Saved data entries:
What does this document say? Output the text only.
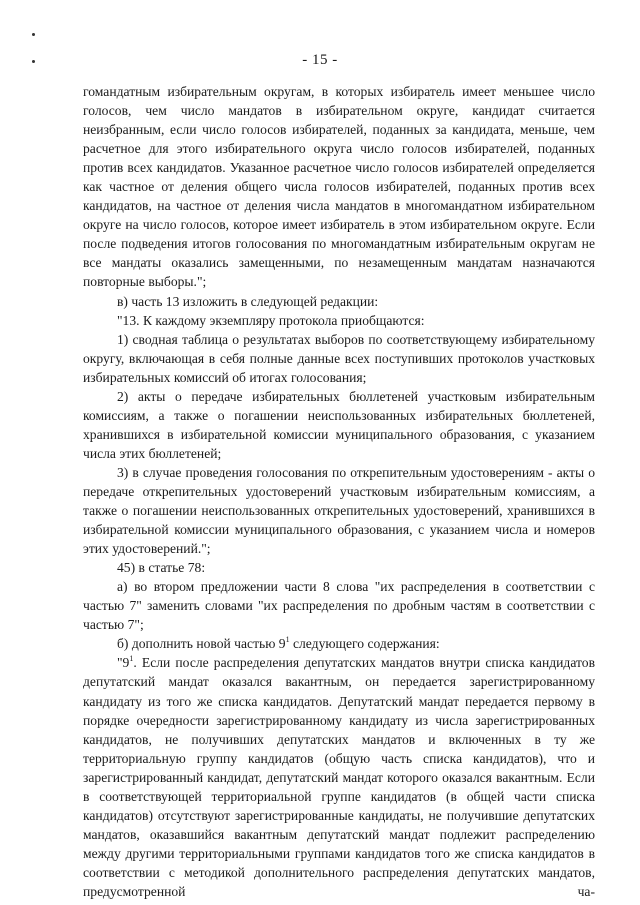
- 15 -

гомандатным избирательным округам, в которых избиратель имеет меньшее число голосов, чем число мандатов в избирательном округе, кандидат считается неизбранным, если число голосов избирателей, поданных за кандидата, меньше, чем расчетное для этого избирательного округа число голосов избирателей, поданных против всех кандидатов. Указанное расчетное число голосов избирателей определяется как частное от деления общего числа голосов избирателей, поданных против всех кандидатов, на частное от деления числа мандатов в многомандатном избирательном округе на число голосов, которое имеет избиратель в этом избирательном округе. Если после подведения итогов голосования по многомандатным избирательным округам не все мандаты оказались замещенными, по незамещенным мандатам назначаются повторные выборы.";

в) часть 13 изложить в следующей редакции:

"13. К каждому экземпляру протокола приобщаются:

1) сводная таблица о результатах выборов по соответствующему избирательному округу, включающая в себя полные данные всех поступивших протоколов участковых избирательных комиссий об итогах голосования;

2) акты о передаче избирательных бюллетеней участковым избирательным комиссиям, а также о погашении неиспользованных избирательных бюллетеней, хранившихся в избирательной комиссии муниципального образования, с указанием числа этих бюллетеней;

3) в случае проведения голосования по открепительным удостоверениям - акты о передаче открепительных удостоверений участковым избирательным комиссиям, а также о погашении неиспользованных открепительных удостоверений, хранившихся в избирательной комиссии муниципального образования, с указанием числа и номеров этих удостоверений.";

45) в статье 78:

а) во втором предложении части 8 слова "их распределения в соответствии с частью 7" заменить словами "их распределения по дробным частям в соответствии с частью 7";

б) дополнить новой частью $9^1$ следующего содержания:

"$9^1$. Если после распределения депутатских мандатов внутри списка кандидатов депутатский мандат оказался вакантным, он передается зарегистрированному кандидату из того же списка кандидатов. Депутатский мандат передается первому в порядке очередности зарегистрированному кандидату из числа зарегистрированных кандидатов, не получивших депутатских мандатов и включенных в ту же территориальную группу кандидатов (общую часть списка кандидатов), что и зарегистрированный кандидат, депутатский мандат которого оказался вакантным. Если в соответствующей территориальной группе кандидатов (в общей части списка кандидатов) отсутствуют зарегистрированные кандидаты, не получившие депутатских мандатов, оказавшийся вакантным депутатский мандат подлежит распределению между другими территориальными группами кандидатов того же списка кандидатов в соответствии с методикой дополнительного распределения депутатских мандатов, предусмотренной ча-
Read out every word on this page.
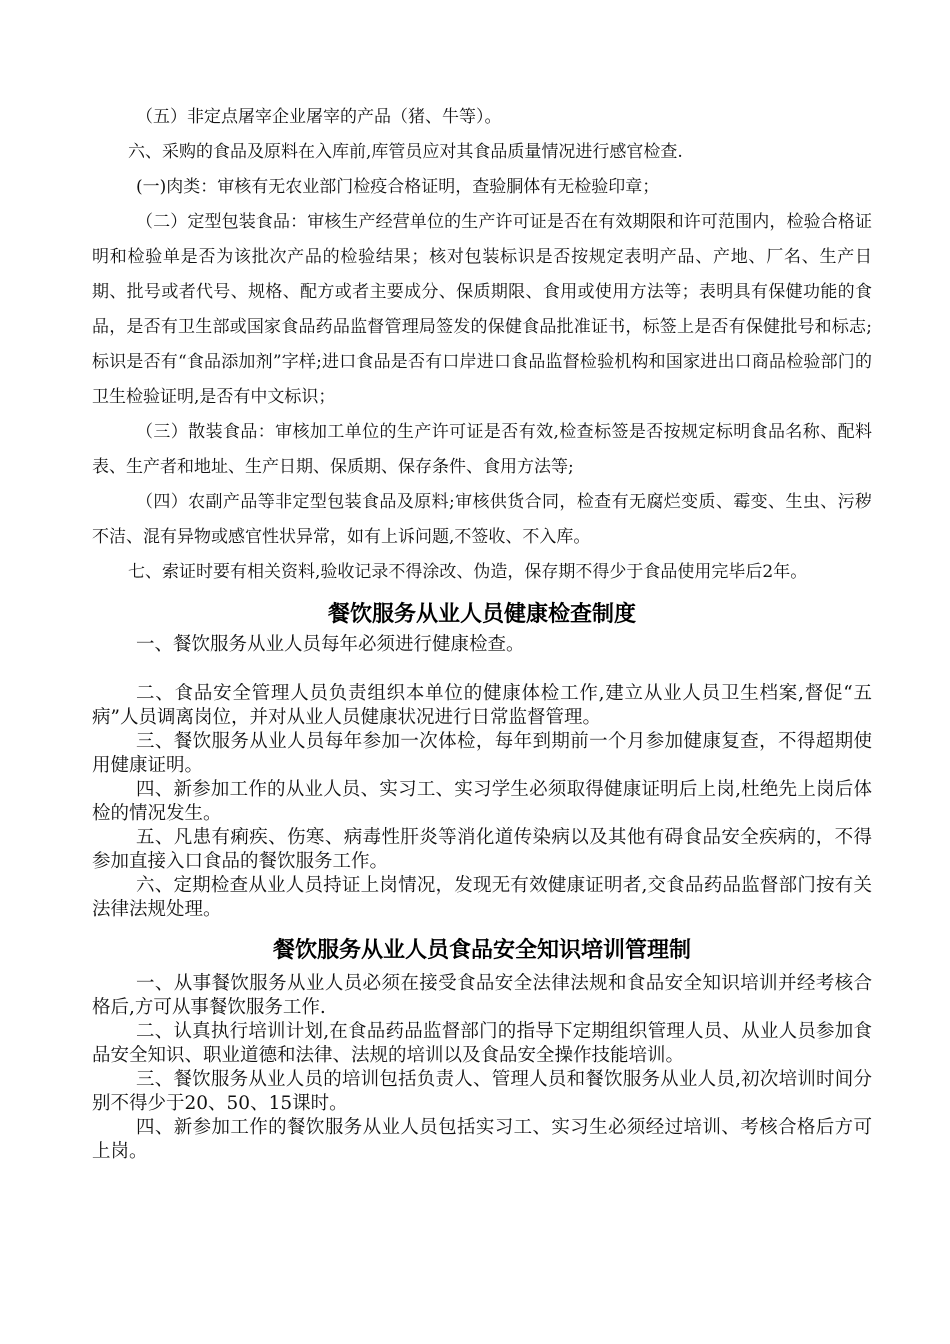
（五）非定点屠宰企业屠宰的产品（猪、牛等）。

六、采购的食品及原料在入库前,库管员应对其食品质量情况进行感官检查.

(一)肉类：审核有无农业部门检疫合格证明，查验胴体有无检验印章；

（二）定型包装食品：审核生产经营单位的生产许可证是否在有效期限和许可范围内，检验合格证明和检验单是否为该批次产品的检验结果；核对包装标识是否按规定表明产品、产地、厂名、生产日期、批号或者代号、规格、配方或者主要成分、保质期限、食用或使用方法等；表明具有保健功能的食品，是否有卫生部或国家食品药品监督管理局签发的保健食品批准证书，标签上是否有保健批号和标志;标识是否有“食品添加剂”字样;进口食品是否有口岸进口食品监督检验机构和国家进出口商品检验部门的卫生检验证明,是否有中文标识；

（三）散装食品：审核加工单位的生产许可证是否有效,检查标签是否按规定标明食品名称、配料表、生产者和地址、生产日期、保质期、保存条件、食用方法等;

（四）农副产品等非定型包装食品及原料;审核供货合同，检查有无腐烂变质、霉变、生虫、污秽不洁、混有异物或感官性状异常，如有上诉问题,不签收、不入库。

七、索证时要有相关资料,验收记录不得涂改、伪造，保存期不得少于食品使用完毕后2年。

餐饮服务从业人员健康检查制度

一、餐饮服务从业人员每年必须进行健康检查。

二、食品安全管理人员负责组织本单位的健康体检工作,建立从业人员卫生档案,督促“五病”人员调离岗位，并对从业人员健康状况进行日常监督管理。

三、餐饮服务从业人员每年参加一次体检，每年到期前一个月参加健康复查，不得超期使用健康证明。

四、新参加工作的从业人员、实习工、实习学生必须取得健康证明后上岗,杜绝先上岗后体检的情况发生。

五、凡患有痢疾、伤寒、病毒性肝炎等消化道传染病以及其他有碍食品安全疾病的，不得参加直接入口食品的餐饮服务工作。

六、定期检查从业人员持证上岗情况，发现无有效健康证明者,交食品药品监督部门按有关法律法规处理。

餐饮服务从业人员食品安全知识培训管理制

一、从事餐饮服务从业人员必须在接受食品安全法律法规和食品安全知识培训并经考核合格后,方可从事餐饮服务工作.

二、认真执行培训计划,在食品药品监督部门的指导下定期组织管理人员、从业人员参加食品安全知识、职业道德和法律、法规的培训以及食品安全操作技能培训。

三、餐饮服务从业人员的培训包括负责人、管理人员和餐饮服务从业人员,初次培训时间分别不得少于20、50、15课时。

四、新参加工作的餐饮服务从业人员包括实习工、实习生必须经过培训、考核合格后方可上岗。
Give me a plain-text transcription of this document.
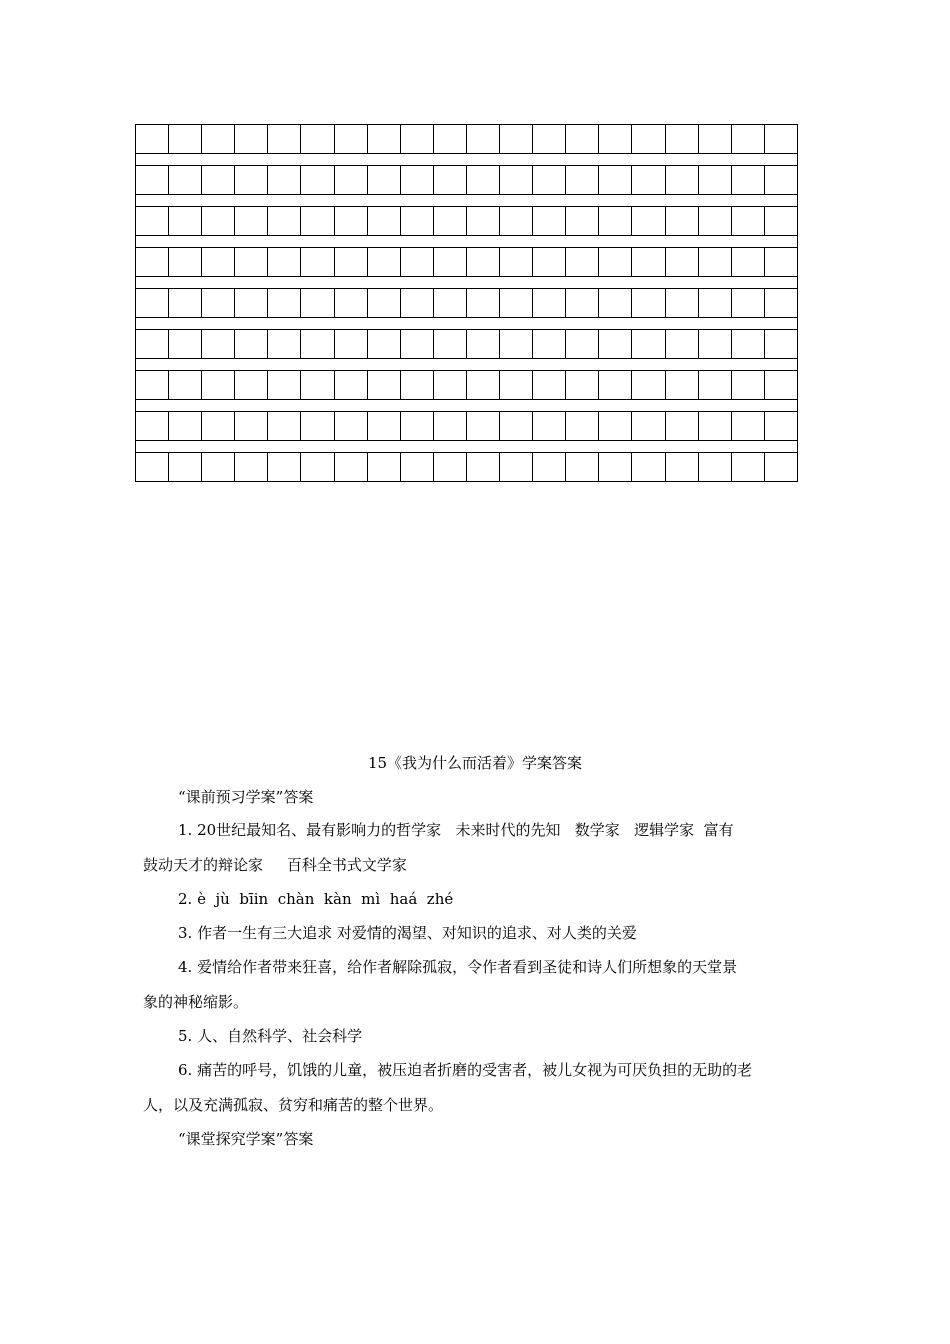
15《我为什么而活着》学案答案
“课前预习学案”答案
1. 20世纪最知名、最有影响力的哲学家   未来时代的先知   数学家   逻辑学家  富有
鼓动天才的辩论家     百科全书式文学家
2. è  jù  bīin  chàn  kàn  mì  haá  zhé
3. 作者一生有三大追求 对爱情的渴望、对知识的追求、对人类的关爱
4. 爱情给作者带来狂喜，给作者解除孤寂，令作者看到圣徒和诗人们所想象的天堂景
象的神秘缩影。
5. 人、自然科学、社会科学
6. 痛苦的呼号，饥饿的儿童，被压迫者折磨的受害者，被儿女视为可厌负担的无助的老
人，以及充满孤寂、贫穷和痛苦的整个世界。
“课堂探究学案”答案
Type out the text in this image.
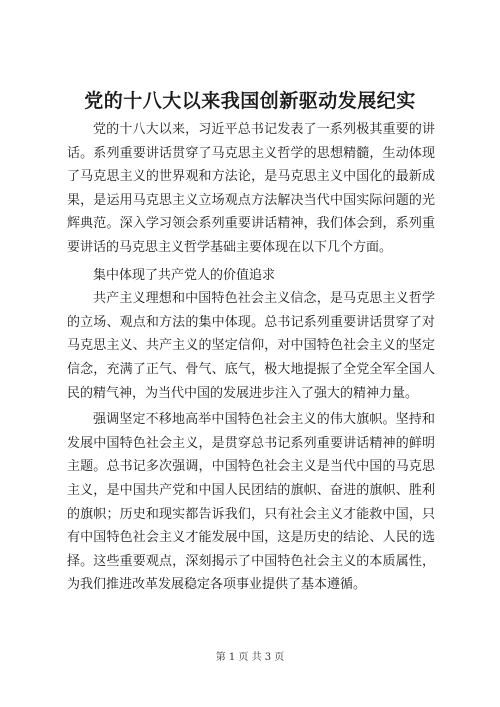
党的十八大以来我国创新驱动发展纪实

党的十八大以来，习近平总书记发表了一系列极其重要的讲话。系列重要讲话贯穿了马克思主义哲学的思想精髓，生动体现了马克思主义的世界观和方法论，是马克思主义中国化的最新成果，是运用马克思主义立场观点方法解决当代中国实际问题的光辉典范。深入学习领会系列重要讲话精神，我们体会到，系列重要讲话的马克思主义哲学基础主要体现在以下几个方面。

集中体现了共产党人的价值追求

共产主义理想和中国特色社会主义信念，是马克思主义哲学的立场、观点和方法的集中体现。总书记系列重要讲话贯穿了对马克思主义、共产主义的坚定信仰，对中国特色社会主义的坚定信念，充满了正气、骨气、底气，极大地提振了全党全军全国人民的精气神，为当代中国的发展进步注入了强大的精神力量。

强调坚定不移地高举中国特色社会主义的伟大旗帜。坚持和发展中国特色社会主义，是贯穿总书记系列重要讲话精神的鲜明主题。总书记多次强调，中国特色社会主义是当代中国的马克思主义，是中国共产党和中国人民团结的旗帜、奋进的旗帜、胜利的旗帜；历史和现实都告诉我们，只有社会主义才能救中国，只有中国特色社会主义才能发展中国，这是历史的结论、人民的选择。这些重要观点，深刻揭示了中国特色社会主义的本质属性，为我们推进改革发展稳定各项事业提供了基本遵循。

第 1 页 共 3 页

Short exercise:
Gather every line from the entries above where the word "избирательных" appears, and copy them.

Answer for the task:
1) сводная таблица о результатах выборов по соответствующему избирательному округу, включающая в себя полные данные всех поступивших протоколов участковых избирательных комиссий об итогах голосования;
2) акты о передаче избирательных бюллетеней участковым избирательным комиссиям, а также о погашении неиспользованных избирательных бюллетеней, хранившихся в избирательной комиссии муниципального образования, с указанием числа этих бюллетеней;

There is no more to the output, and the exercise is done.